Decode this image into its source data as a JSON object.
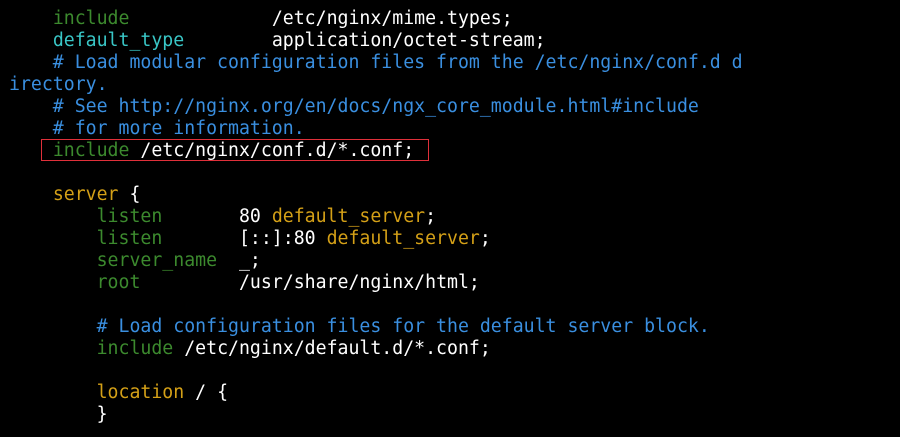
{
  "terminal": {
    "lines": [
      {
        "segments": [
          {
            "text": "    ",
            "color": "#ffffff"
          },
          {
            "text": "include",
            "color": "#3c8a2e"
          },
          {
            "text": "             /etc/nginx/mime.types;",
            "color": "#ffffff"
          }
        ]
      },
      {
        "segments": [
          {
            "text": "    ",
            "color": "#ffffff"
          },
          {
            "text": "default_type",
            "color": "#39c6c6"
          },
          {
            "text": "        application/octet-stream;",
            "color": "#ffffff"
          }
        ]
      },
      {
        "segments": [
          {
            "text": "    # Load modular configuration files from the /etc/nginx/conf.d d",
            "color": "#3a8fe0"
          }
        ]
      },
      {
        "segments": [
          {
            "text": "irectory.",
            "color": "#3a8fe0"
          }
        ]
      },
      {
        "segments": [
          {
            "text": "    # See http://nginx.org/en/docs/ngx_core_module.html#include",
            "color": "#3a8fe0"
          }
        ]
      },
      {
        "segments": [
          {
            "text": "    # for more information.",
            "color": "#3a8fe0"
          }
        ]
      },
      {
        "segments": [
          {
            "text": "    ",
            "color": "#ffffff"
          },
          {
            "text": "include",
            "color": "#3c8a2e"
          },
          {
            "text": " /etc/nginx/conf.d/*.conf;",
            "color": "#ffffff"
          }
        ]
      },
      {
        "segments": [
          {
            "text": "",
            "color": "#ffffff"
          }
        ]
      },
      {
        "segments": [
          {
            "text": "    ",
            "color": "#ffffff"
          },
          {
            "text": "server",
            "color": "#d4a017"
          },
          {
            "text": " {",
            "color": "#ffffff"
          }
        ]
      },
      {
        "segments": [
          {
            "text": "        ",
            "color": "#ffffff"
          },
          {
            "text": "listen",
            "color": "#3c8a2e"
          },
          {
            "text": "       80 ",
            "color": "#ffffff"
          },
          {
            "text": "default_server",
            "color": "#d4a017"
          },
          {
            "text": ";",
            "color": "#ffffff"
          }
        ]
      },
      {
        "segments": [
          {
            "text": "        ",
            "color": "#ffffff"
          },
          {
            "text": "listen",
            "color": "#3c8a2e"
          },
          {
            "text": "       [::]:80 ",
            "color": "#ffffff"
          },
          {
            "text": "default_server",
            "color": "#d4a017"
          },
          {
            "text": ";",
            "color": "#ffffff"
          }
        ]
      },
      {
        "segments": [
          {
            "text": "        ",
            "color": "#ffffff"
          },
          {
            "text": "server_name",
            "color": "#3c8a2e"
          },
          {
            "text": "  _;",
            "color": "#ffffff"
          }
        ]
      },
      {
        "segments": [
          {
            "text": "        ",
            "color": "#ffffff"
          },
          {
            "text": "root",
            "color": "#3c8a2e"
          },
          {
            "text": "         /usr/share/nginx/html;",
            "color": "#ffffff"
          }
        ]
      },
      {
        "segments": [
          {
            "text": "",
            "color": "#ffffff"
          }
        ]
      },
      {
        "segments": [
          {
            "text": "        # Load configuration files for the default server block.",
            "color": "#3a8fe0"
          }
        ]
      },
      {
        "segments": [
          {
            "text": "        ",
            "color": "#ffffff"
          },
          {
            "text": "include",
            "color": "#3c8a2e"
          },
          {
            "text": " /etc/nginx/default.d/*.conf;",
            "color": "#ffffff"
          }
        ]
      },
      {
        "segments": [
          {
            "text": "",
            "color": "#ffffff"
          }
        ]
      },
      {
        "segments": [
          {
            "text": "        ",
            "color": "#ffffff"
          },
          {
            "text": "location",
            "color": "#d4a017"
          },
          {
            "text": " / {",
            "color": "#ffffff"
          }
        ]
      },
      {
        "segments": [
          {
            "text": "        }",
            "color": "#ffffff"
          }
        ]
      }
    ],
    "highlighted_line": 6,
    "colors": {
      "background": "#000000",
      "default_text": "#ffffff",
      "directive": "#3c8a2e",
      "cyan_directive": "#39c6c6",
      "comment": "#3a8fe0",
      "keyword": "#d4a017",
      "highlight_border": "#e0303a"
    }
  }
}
--
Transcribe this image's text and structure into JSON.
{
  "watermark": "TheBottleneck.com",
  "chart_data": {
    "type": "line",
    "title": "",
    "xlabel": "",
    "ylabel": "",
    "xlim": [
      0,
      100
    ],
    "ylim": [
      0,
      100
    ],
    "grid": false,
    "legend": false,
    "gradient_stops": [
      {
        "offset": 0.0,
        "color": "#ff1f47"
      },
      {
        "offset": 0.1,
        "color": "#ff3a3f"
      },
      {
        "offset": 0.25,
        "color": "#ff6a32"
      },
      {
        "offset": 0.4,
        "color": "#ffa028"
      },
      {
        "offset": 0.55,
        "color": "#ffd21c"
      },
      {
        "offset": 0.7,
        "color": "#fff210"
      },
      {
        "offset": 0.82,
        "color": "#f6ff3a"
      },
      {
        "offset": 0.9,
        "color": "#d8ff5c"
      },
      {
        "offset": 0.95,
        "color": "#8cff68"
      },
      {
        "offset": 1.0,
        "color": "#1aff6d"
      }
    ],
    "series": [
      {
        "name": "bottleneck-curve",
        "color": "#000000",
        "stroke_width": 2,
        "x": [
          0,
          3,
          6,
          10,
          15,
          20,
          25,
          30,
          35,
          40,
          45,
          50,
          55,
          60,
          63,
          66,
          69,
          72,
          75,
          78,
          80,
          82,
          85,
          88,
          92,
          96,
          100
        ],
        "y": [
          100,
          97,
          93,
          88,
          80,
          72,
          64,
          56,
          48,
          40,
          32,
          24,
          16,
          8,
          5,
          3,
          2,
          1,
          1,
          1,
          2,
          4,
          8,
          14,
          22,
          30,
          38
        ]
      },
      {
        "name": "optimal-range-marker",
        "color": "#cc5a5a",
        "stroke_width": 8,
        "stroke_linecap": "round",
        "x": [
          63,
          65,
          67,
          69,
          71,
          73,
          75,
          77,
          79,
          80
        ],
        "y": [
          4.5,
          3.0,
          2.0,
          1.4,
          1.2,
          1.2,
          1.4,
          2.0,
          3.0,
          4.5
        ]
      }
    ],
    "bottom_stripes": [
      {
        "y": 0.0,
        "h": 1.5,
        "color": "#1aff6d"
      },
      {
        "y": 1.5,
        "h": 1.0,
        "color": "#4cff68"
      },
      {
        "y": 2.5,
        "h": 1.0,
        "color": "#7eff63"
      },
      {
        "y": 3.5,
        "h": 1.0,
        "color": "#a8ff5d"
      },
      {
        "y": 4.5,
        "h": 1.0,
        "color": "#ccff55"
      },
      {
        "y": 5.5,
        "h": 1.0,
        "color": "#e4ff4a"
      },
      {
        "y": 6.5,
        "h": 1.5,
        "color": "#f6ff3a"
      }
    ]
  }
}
--
**Instruction:** Gather up the lines containing the word "configuration" from these records and copy them.

**Correct response:**
            "text": "    # Load modular configuration files from the /etc/nginx/conf.d d",
            "text": "        # Load configuration files for the default server block.",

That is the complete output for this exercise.